Pictures do not belong in the copy; transcribe everything else in the records exactly.

Material for this task start

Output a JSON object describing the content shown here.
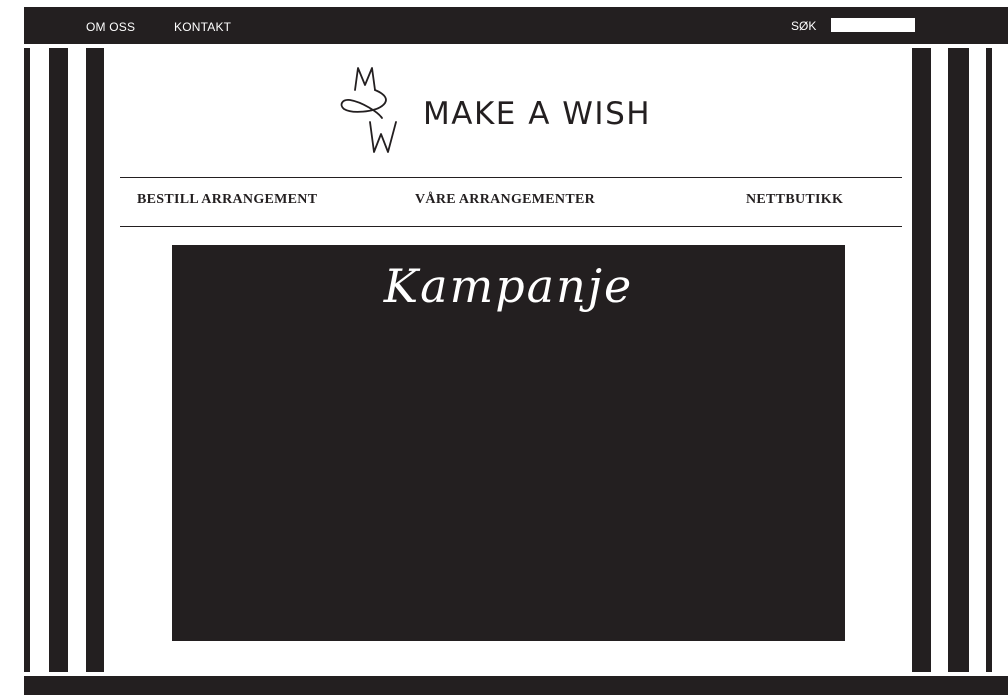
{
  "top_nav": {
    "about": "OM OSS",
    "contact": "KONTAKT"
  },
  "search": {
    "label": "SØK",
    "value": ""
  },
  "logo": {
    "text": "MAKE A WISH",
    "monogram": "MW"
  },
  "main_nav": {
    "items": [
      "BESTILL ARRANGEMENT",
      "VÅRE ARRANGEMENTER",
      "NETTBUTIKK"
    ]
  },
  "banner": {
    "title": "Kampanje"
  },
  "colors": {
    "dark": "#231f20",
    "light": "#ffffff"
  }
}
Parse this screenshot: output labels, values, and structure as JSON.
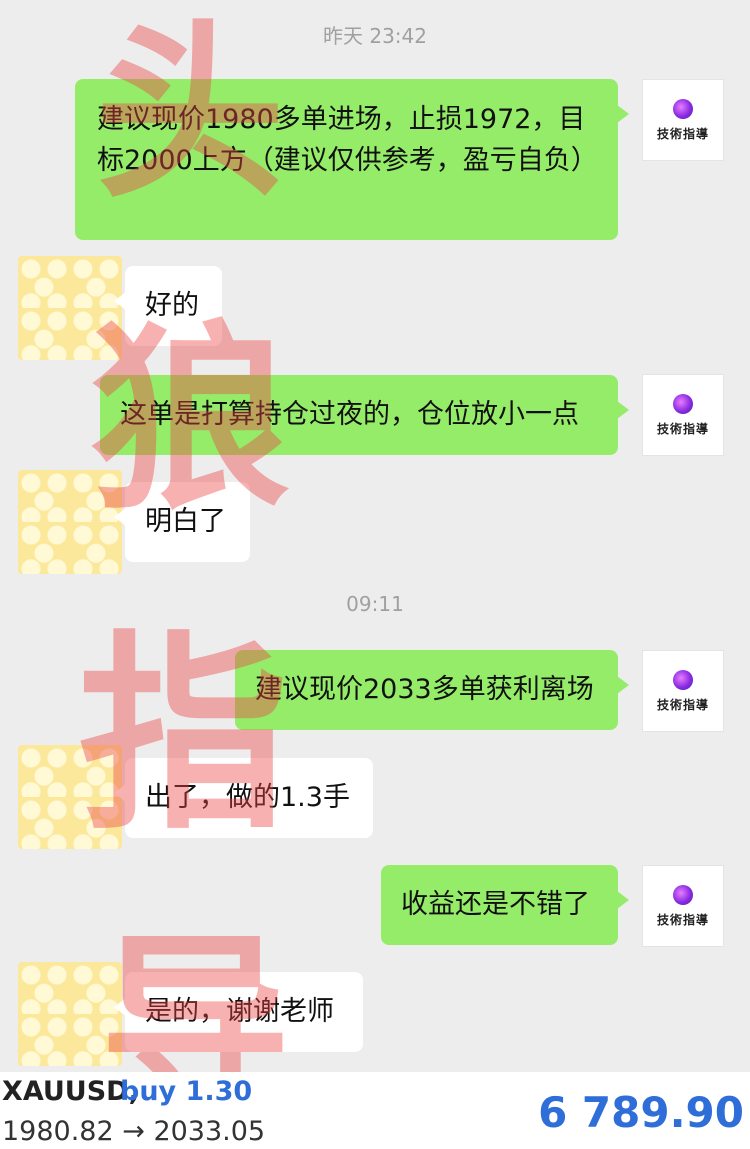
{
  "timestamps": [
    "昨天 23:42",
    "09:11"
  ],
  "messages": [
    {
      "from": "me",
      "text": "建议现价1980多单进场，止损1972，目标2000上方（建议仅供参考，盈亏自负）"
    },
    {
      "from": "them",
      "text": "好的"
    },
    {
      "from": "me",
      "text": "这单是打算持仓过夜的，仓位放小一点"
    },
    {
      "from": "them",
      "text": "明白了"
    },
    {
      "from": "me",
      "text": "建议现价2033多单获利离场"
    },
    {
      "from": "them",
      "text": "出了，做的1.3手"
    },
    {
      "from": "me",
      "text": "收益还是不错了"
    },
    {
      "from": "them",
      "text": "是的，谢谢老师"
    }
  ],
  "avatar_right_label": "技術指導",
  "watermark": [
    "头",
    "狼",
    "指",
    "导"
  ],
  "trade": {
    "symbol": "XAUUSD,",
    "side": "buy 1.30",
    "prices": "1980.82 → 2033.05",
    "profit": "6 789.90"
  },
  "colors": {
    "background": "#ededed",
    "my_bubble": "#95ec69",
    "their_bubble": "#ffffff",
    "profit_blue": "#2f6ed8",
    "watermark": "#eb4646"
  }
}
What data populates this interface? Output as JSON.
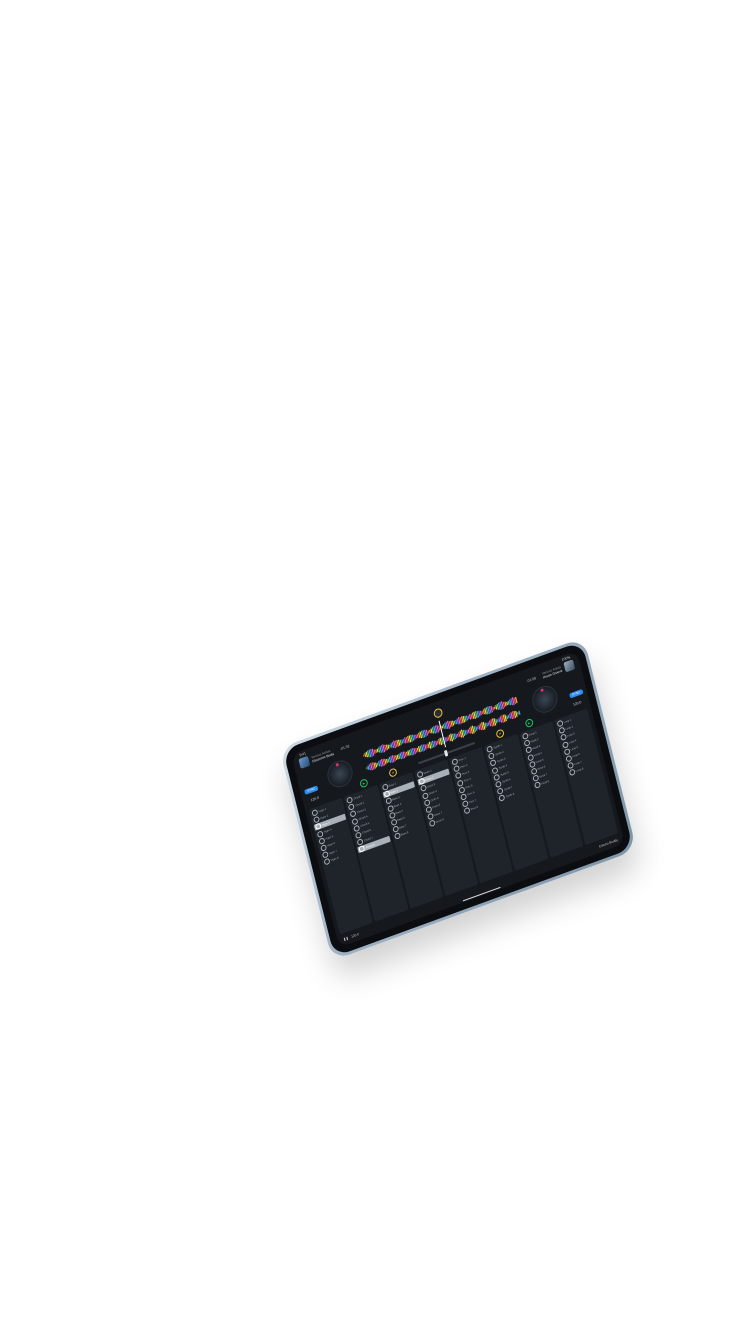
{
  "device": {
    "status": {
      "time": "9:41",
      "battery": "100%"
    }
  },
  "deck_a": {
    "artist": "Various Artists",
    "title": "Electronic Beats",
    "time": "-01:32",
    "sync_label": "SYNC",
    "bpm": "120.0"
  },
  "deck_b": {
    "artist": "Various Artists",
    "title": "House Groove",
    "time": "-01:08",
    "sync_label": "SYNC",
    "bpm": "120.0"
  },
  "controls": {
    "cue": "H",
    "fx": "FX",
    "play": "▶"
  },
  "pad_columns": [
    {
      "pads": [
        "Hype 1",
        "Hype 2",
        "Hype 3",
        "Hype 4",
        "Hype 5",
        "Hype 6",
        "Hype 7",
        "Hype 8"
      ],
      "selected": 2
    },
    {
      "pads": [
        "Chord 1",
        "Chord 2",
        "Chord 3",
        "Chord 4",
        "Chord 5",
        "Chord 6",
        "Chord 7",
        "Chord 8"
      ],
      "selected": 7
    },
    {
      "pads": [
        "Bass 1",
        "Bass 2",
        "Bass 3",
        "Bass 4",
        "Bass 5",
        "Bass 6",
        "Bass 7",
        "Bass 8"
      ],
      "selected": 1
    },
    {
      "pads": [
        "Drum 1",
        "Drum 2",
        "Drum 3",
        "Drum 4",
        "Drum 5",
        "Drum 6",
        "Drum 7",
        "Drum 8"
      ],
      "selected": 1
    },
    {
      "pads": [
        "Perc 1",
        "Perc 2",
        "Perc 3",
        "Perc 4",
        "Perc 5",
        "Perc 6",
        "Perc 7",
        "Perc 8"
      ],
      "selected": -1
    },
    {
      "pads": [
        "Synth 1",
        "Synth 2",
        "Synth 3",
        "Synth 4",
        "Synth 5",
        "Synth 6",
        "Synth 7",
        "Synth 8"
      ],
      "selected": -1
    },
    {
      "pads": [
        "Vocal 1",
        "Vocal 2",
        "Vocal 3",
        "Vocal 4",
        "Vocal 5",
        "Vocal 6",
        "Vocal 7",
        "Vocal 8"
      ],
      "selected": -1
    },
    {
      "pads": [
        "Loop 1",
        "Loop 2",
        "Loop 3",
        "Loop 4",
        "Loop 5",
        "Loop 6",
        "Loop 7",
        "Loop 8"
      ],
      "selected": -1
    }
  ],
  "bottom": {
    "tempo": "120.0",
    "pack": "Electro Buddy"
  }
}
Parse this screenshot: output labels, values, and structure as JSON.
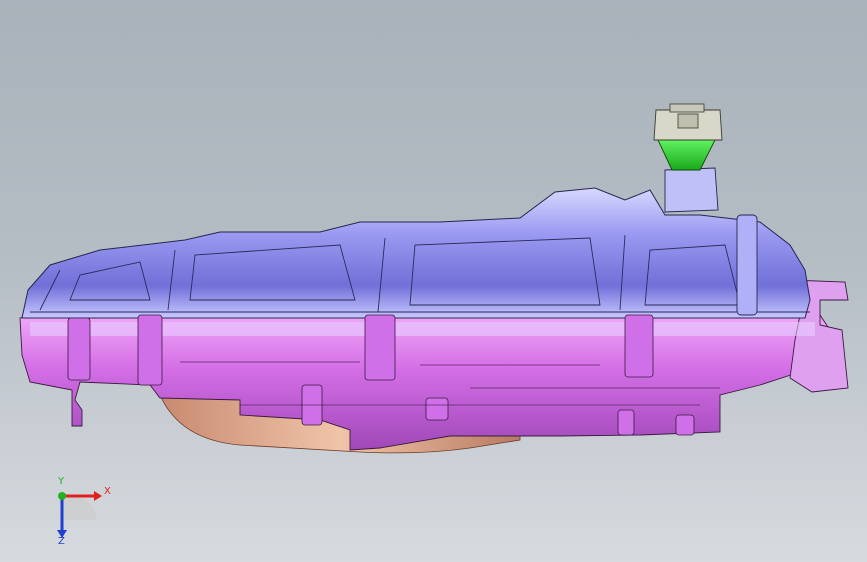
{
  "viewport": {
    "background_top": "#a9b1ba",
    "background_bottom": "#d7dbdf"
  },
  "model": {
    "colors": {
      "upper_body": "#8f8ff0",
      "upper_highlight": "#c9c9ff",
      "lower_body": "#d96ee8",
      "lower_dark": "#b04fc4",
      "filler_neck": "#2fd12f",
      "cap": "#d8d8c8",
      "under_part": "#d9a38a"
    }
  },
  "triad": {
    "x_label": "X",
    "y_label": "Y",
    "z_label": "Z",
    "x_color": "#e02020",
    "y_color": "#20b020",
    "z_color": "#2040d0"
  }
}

Material for this task end

> [Task answer]:
Output a JSON object describing the content shown here.
{
  "top_nav": {
    "about": "OM OSS",
    "contact": "KONTAKT"
  },
  "search": {
    "label": "SØK",
    "value": ""
  },
  "logo": {
    "text": "MAKE A WISH",
    "monogram": "MW"
  },
  "main_nav": {
    "items": [
      "BESTILL ARRANGEMENT",
      "VÅRE ARRANGEMENTER",
      "NETTBUTIKK"
    ]
  },
  "banner": {
    "title": "Kampanje"
  },
  "colors": {
    "dark": "#231f20",
    "light": "#ffffff"
  }
}
Parse this screenshot: output labels, values, and structure as JSON.
{
  "timestamps": [
    "昨天 23:42",
    "09:11"
  ],
  "messages": [
    {
      "from": "me",
      "text": "建议现价1980多单进场，止损1972，目标2000上方（建议仅供参考，盈亏自负）"
    },
    {
      "from": "them",
      "text": "好的"
    },
    {
      "from": "me",
      "text": "这单是打算持仓过夜的，仓位放小一点"
    },
    {
      "from": "them",
      "text": "明白了"
    },
    {
      "from": "me",
      "text": "建议现价2033多单获利离场"
    },
    {
      "from": "them",
      "text": "出了，做的1.3手"
    },
    {
      "from": "me",
      "text": "收益还是不错了"
    },
    {
      "from": "them",
      "text": "是的，谢谢老师"
    }
  ],
  "avatar_right_label": "技術指導",
  "watermark": [
    "头",
    "狼",
    "指",
    "导"
  ],
  "trade": {
    "symbol": "XAUUSD,",
    "side": "buy 1.30",
    "prices": "1980.82 → 2033.05",
    "profit": "6 789.90"
  },
  "colors": {
    "background": "#ededed",
    "my_bubble": "#95ec69",
    "their_bubble": "#ffffff",
    "profit_blue": "#2f6ed8",
    "watermark": "#eb4646"
  }
}
What data populates this interface? Output as JSON.
{
  "device": {
    "status": {
      "time": "9:41",
      "battery": "100%"
    }
  },
  "deck_a": {
    "artist": "Various Artists",
    "title": "Electronic Beats",
    "time": "-01:32",
    "sync_label": "SYNC",
    "bpm": "120.0"
  },
  "deck_b": {
    "artist": "Various Artists",
    "title": "House Groove",
    "time": "-01:08",
    "sync_label": "SYNC",
    "bpm": "120.0"
  },
  "controls": {
    "cue": "H",
    "fx": "FX",
    "play": "▶"
  },
  "pad_columns": [
    {
      "pads": [
        "Hype 1",
        "Hype 2",
        "Hype 3",
        "Hype 4",
        "Hype 5",
        "Hype 6",
        "Hype 7",
        "Hype 8"
      ],
      "selected": 2
    },
    {
      "pads": [
        "Chord 1",
        "Chord 2",
        "Chord 3",
        "Chord 4",
        "Chord 5",
        "Chord 6",
        "Chord 7",
        "Chord 8"
      ],
      "selected": 7
    },
    {
      "pads": [
        "Bass 1",
        "Bass 2",
        "Bass 3",
        "Bass 4",
        "Bass 5",
        "Bass 6",
        "Bass 7",
        "Bass 8"
      ],
      "selected": 1
    },
    {
      "pads": [
        "Drum 1",
        "Drum 2",
        "Drum 3",
        "Drum 4",
        "Drum 5",
        "Drum 6",
        "Drum 7",
        "Drum 8"
      ],
      "selected": 1
    },
    {
      "pads": [
        "Perc 1",
        "Perc 2",
        "Perc 3",
        "Perc 4",
        "Perc 5",
        "Perc 6",
        "Perc 7",
        "Perc 8"
      ],
      "selected": -1
    },
    {
      "pads": [
        "Synth 1",
        "Synth 2",
        "Synth 3",
        "Synth 4",
        "Synth 5",
        "Synth 6",
        "Synth 7",
        "Synth 8"
      ],
      "selected": -1
    },
    {
      "pads": [
        "Vocal 1",
        "Vocal 2",
        "Vocal 3",
        "Vocal 4",
        "Vocal 5",
        "Vocal 6",
        "Vocal 7",
        "Vocal 8"
      ],
      "selected": -1
    },
    {
      "pads": [
        "Loop 1",
        "Loop 2",
        "Loop 3",
        "Loop 4",
        "Loop 5",
        "Loop 6",
        "Loop 7",
        "Loop 8"
      ],
      "selected": -1
    }
  ],
  "bottom": {
    "tempo": "120.0",
    "pack": "Electro Buddy"
  }
}
Parse this screenshot: output labels, values, and structure as JSON.
{
  "viewport": {
    "background_top": "#a9b1ba",
    "background_bottom": "#d7dbdf"
  },
  "model": {
    "colors": {
      "upper_body": "#8f8ff0",
      "upper_highlight": "#c9c9ff",
      "lower_body": "#d96ee8",
      "lower_dark": "#b04fc4",
      "filler_neck": "#2fd12f",
      "cap": "#d8d8c8",
      "under_part": "#d9a38a"
    }
  },
  "triad": {
    "x_label": "X",
    "y_label": "Y",
    "z_label": "Z",
    "x_color": "#e02020",
    "y_color": "#20b020",
    "z_color": "#2040d0"
  }
}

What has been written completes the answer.